• _Extracts from a graphics dataset_:
================

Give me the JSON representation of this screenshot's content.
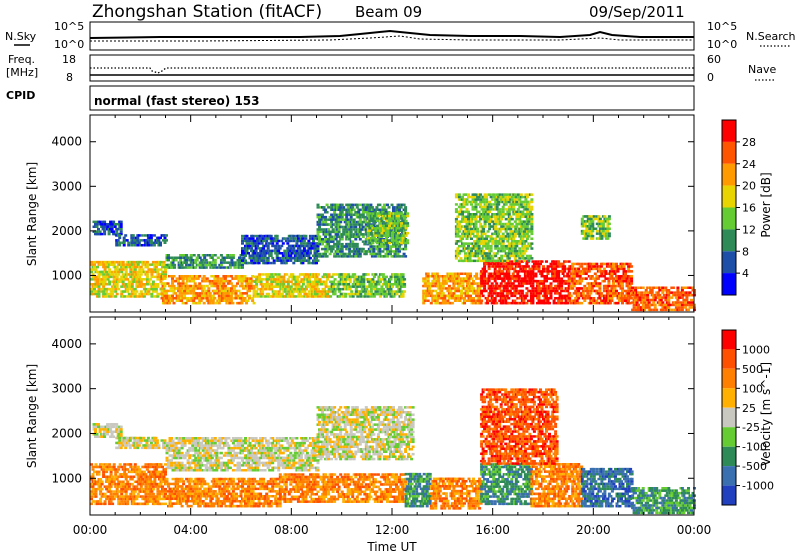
{
  "header": {
    "station": "Zhongshan Station (fitACF)",
    "beam": "Beam 09",
    "date": "09/Sep/2011"
  },
  "noise_panel": {
    "left_label": "N.Sky",
    "right_label": "N.Search",
    "y_ticks": [
      "10^5",
      "10^0"
    ]
  },
  "freq_panel": {
    "left_label_line1": "Freq.",
    "left_label_line2": "[MHz]",
    "left_ticks": [
      "18",
      "8"
    ],
    "right_label": "Nave",
    "right_ticks": [
      "60",
      "0"
    ]
  },
  "cpid_panel": {
    "label": "CPID",
    "mode_text": "normal (fast stereo) 153"
  },
  "chart_data": [
    {
      "type": "heatmap",
      "name": "power",
      "ylabel": "Slant Range [km]",
      "x_tick_labels": [
        "00:00",
        "04:00",
        "08:00",
        "12:00",
        "16:00",
        "20:00",
        "00:00"
      ],
      "xlim_hours": [
        0,
        24
      ],
      "y_ticks": [
        1000,
        2000,
        3000,
        4000
      ],
      "ylim": [
        180,
        4600
      ],
      "colorbar": {
        "label": "Power [dB]",
        "ticks": [
          "4",
          "8",
          "12",
          "16",
          "20",
          "24",
          "28"
        ],
        "colors": [
          "#0000ff",
          "#1d4fa8",
          "#2e8b57",
          "#66cc33",
          "#e8d400",
          "#ff9a00",
          "#ff5500",
          "#ff0000"
        ]
      },
      "regions": [
        {
          "t0": 0.1,
          "t1": 1.2,
          "r0": 1900,
          "r1": 2200,
          "level": 1
        },
        {
          "t0": 1.0,
          "t1": 3.0,
          "r0": 1650,
          "r1": 1900,
          "level": 1
        },
        {
          "t0": 3.0,
          "t1": 6.0,
          "r0": 1150,
          "r1": 1450,
          "level": 2
        },
        {
          "t0": 6.0,
          "t1": 9.0,
          "r0": 1250,
          "r1": 1900,
          "level": 1
        },
        {
          "t0": 9.0,
          "t1": 12.5,
          "r0": 1400,
          "r1": 2600,
          "level": 2
        },
        {
          "t0": 11.0,
          "t1": 12.6,
          "r0": 1700,
          "r1": 2400,
          "level": 3
        },
        {
          "t0": 0.0,
          "t1": 3.0,
          "r0": 500,
          "r1": 1300,
          "level": 4
        },
        {
          "t0": 2.8,
          "t1": 6.5,
          "r0": 350,
          "r1": 1000,
          "level": 5
        },
        {
          "t0": 6.5,
          "t1": 9.5,
          "r0": 500,
          "r1": 1050,
          "level": 4
        },
        {
          "t0": 9.5,
          "t1": 12.5,
          "r0": 500,
          "r1": 1050,
          "level": 3
        },
        {
          "t0": 13.2,
          "t1": 15.5,
          "r0": 350,
          "r1": 1050,
          "level": 5
        },
        {
          "t0": 15.5,
          "t1": 19.0,
          "r0": 350,
          "r1": 1300,
          "level": 7
        },
        {
          "t0": 19.0,
          "t1": 21.5,
          "r0": 350,
          "r1": 1250,
          "level": 6
        },
        {
          "t0": 21.5,
          "t1": 24.0,
          "r0": 200,
          "r1": 700,
          "level": 6
        },
        {
          "t0": 14.5,
          "t1": 17.5,
          "r0": 1300,
          "r1": 2800,
          "level": 3
        },
        {
          "t0": 19.5,
          "t1": 20.6,
          "r0": 1800,
          "r1": 2300,
          "level": 3
        }
      ]
    },
    {
      "type": "heatmap",
      "name": "velocity",
      "ylabel": "Slant Range [km]",
      "xlabel": "Time UT",
      "x_tick_labels": [
        "00:00",
        "04:00",
        "08:00",
        "12:00",
        "16:00",
        "20:00",
        "00:00"
      ],
      "xlim_hours": [
        0,
        24
      ],
      "y_ticks": [
        1000,
        2000,
        3000,
        4000
      ],
      "ylim": [
        180,
        4600
      ],
      "colorbar": {
        "label": "Velocity [m s^-1]",
        "ticks": [
          "1000",
          "500",
          "100",
          "25",
          "-25",
          "-100",
          "-500",
          "-1000"
        ],
        "colors": [
          "#2040c0",
          "#3a70b0",
          "#2e8b57",
          "#66cc33",
          "#c8c8c0",
          "#ffb000",
          "#ff8000",
          "#ff5000",
          "#ff0000"
        ]
      },
      "regions": [
        {
          "t0": 0.1,
          "t1": 1.2,
          "r0": 1900,
          "r1": 2200,
          "level": 4
        },
        {
          "t0": 1.0,
          "t1": 3.0,
          "r0": 1650,
          "r1": 1900,
          "level": 4
        },
        {
          "t0": 3.0,
          "t1": 9.0,
          "r0": 1150,
          "r1": 1900,
          "level": 4
        },
        {
          "t0": 9.0,
          "t1": 12.8,
          "r0": 1400,
          "r1": 2600,
          "level": 4
        },
        {
          "t0": 0.0,
          "t1": 3.0,
          "r0": 400,
          "r1": 1300,
          "level": 6
        },
        {
          "t0": 3.0,
          "t1": 7.5,
          "r0": 350,
          "r1": 1000,
          "level": 6
        },
        {
          "t0": 7.5,
          "t1": 12.5,
          "r0": 450,
          "r1": 1100,
          "level": 6
        },
        {
          "t0": 12.5,
          "t1": 13.5,
          "r0": 350,
          "r1": 1100,
          "level": 2
        },
        {
          "t0": 13.5,
          "t1": 15.5,
          "r0": 300,
          "r1": 1000,
          "level": 6
        },
        {
          "t0": 15.5,
          "t1": 17.5,
          "r0": 400,
          "r1": 1300,
          "level": 2
        },
        {
          "t0": 17.5,
          "t1": 19.5,
          "r0": 350,
          "r1": 1300,
          "level": 6
        },
        {
          "t0": 19.5,
          "t1": 21.5,
          "r0": 350,
          "r1": 1200,
          "level": 1
        },
        {
          "t0": 21.5,
          "t1": 24.0,
          "r0": 200,
          "r1": 800,
          "level": 2
        },
        {
          "t0": 15.5,
          "t1": 18.5,
          "r0": 1300,
          "r1": 3000,
          "level": 7
        }
      ]
    }
  ]
}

================

• _WRITTEN TASK_:
Restate the records above in full, word for word. Keep pictures out.

• _RESPONSE BELOW_:
Give me the JSON representation of this screenshot's content.
{
  "header": {
    "station": "Zhongshan Station (fitACF)",
    "beam": "Beam 09",
    "date": "09/Sep/2011"
  },
  "noise_panel": {
    "left_label": "N.Sky",
    "right_label": "N.Search",
    "y_ticks": [
      "10^5",
      "10^0"
    ]
  },
  "freq_panel": {
    "left_label_line1": "Freq.",
    "left_label_line2": "[MHz]",
    "left_ticks": [
      "18",
      "8"
    ],
    "right_label": "Nave",
    "right_ticks": [
      "60",
      "0"
    ]
  },
  "cpid_panel": {
    "label": "CPID",
    "mode_text": "normal (fast stereo) 153"
  },
  "chart_data": [
    {
      "type": "heatmap",
      "name": "power",
      "ylabel": "Slant Range [km]",
      "x_tick_labels": [
        "00:00",
        "04:00",
        "08:00",
        "12:00",
        "16:00",
        "20:00",
        "00:00"
      ],
      "xlim_hours": [
        0,
        24
      ],
      "y_ticks": [
        1000,
        2000,
        3000,
        4000
      ],
      "ylim": [
        180,
        4600
      ],
      "colorbar": {
        "label": "Power [dB]",
        "ticks": [
          "4",
          "8",
          "12",
          "16",
          "20",
          "24",
          "28"
        ],
        "colors": [
          "#0000ff",
          "#1d4fa8",
          "#2e8b57",
          "#66cc33",
          "#e8d400",
          "#ff9a00",
          "#ff5500",
          "#ff0000"
        ]
      },
      "regions": [
        {
          "t0": 0.1,
          "t1": 1.2,
          "r0": 1900,
          "r1": 2200,
          "level": 1
        },
        {
          "t0": 1.0,
          "t1": 3.0,
          "r0": 1650,
          "r1": 1900,
          "level": 1
        },
        {
          "t0": 3.0,
          "t1": 6.0,
          "r0": 1150,
          "r1": 1450,
          "level": 2
        },
        {
          "t0": 6.0,
          "t1": 9.0,
          "r0": 1250,
          "r1": 1900,
          "level": 1
        },
        {
          "t0": 9.0,
          "t1": 12.5,
          "r0": 1400,
          "r1": 2600,
          "level": 2
        },
        {
          "t0": 11.0,
          "t1": 12.6,
          "r0": 1700,
          "r1": 2400,
          "level": 3
        },
        {
          "t0": 0.0,
          "t1": 3.0,
          "r0": 500,
          "r1": 1300,
          "level": 4
        },
        {
          "t0": 2.8,
          "t1": 6.5,
          "r0": 350,
          "r1": 1000,
          "level": 5
        },
        {
          "t0": 6.5,
          "t1": 9.5,
          "r0": 500,
          "r1": 1050,
          "level": 4
        },
        {
          "t0": 9.5,
          "t1": 12.5,
          "r0": 500,
          "r1": 1050,
          "level": 3
        },
        {
          "t0": 13.2,
          "t1": 15.5,
          "r0": 350,
          "r1": 1050,
          "level": 5
        },
        {
          "t0": 15.5,
          "t1": 19.0,
          "r0": 350,
          "r1": 1300,
          "level": 7
        },
        {
          "t0": 19.0,
          "t1": 21.5,
          "r0": 350,
          "r1": 1250,
          "level": 6
        },
        {
          "t0": 21.5,
          "t1": 24.0,
          "r0": 200,
          "r1": 700,
          "level": 6
        },
        {
          "t0": 14.5,
          "t1": 17.5,
          "r0": 1300,
          "r1": 2800,
          "level": 3
        },
        {
          "t0": 19.5,
          "t1": 20.6,
          "r0": 1800,
          "r1": 2300,
          "level": 3
        }
      ]
    },
    {
      "type": "heatmap",
      "name": "velocity",
      "ylabel": "Slant Range [km]",
      "xlabel": "Time UT",
      "x_tick_labels": [
        "00:00",
        "04:00",
        "08:00",
        "12:00",
        "16:00",
        "20:00",
        "00:00"
      ],
      "xlim_hours": [
        0,
        24
      ],
      "y_ticks": [
        1000,
        2000,
        3000,
        4000
      ],
      "ylim": [
        180,
        4600
      ],
      "colorbar": {
        "label": "Velocity [m s^-1]",
        "ticks": [
          "1000",
          "500",
          "100",
          "25",
          "-25",
          "-100",
          "-500",
          "-1000"
        ],
        "colors": [
          "#2040c0",
          "#3a70b0",
          "#2e8b57",
          "#66cc33",
          "#c8c8c0",
          "#ffb000",
          "#ff8000",
          "#ff5000",
          "#ff0000"
        ]
      },
      "regions": [
        {
          "t0": 0.1,
          "t1": 1.2,
          "r0": 1900,
          "r1": 2200,
          "level": 4
        },
        {
          "t0": 1.0,
          "t1": 3.0,
          "r0": 1650,
          "r1": 1900,
          "level": 4
        },
        {
          "t0": 3.0,
          "t1": 9.0,
          "r0": 1150,
          "r1": 1900,
          "level": 4
        },
        {
          "t0": 9.0,
          "t1": 12.8,
          "r0": 1400,
          "r1": 2600,
          "level": 4
        },
        {
          "t0": 0.0,
          "t1": 3.0,
          "r0": 400,
          "r1": 1300,
          "level": 6
        },
        {
          "t0": 3.0,
          "t1": 7.5,
          "r0": 350,
          "r1": 1000,
          "level": 6
        },
        {
          "t0": 7.5,
          "t1": 12.5,
          "r0": 450,
          "r1": 1100,
          "level": 6
        },
        {
          "t0": 12.5,
          "t1": 13.5,
          "r0": 350,
          "r1": 1100,
          "level": 2
        },
        {
          "t0": 13.5,
          "t1": 15.5,
          "r0": 300,
          "r1": 1000,
          "level": 6
        },
        {
          "t0": 15.5,
          "t1": 17.5,
          "r0": 400,
          "r1": 1300,
          "level": 2
        },
        {
          "t0": 17.5,
          "t1": 19.5,
          "r0": 350,
          "r1": 1300,
          "level": 6
        },
        {
          "t0": 19.5,
          "t1": 21.5,
          "r0": 350,
          "r1": 1200,
          "level": 1
        },
        {
          "t0": 21.5,
          "t1": 24.0,
          "r0": 200,
          "r1": 800,
          "level": 2
        },
        {
          "t0": 15.5,
          "t1": 18.5,
          "r0": 1300,
          "r1": 3000,
          "level": 7
        }
      ]
    }
  ]
}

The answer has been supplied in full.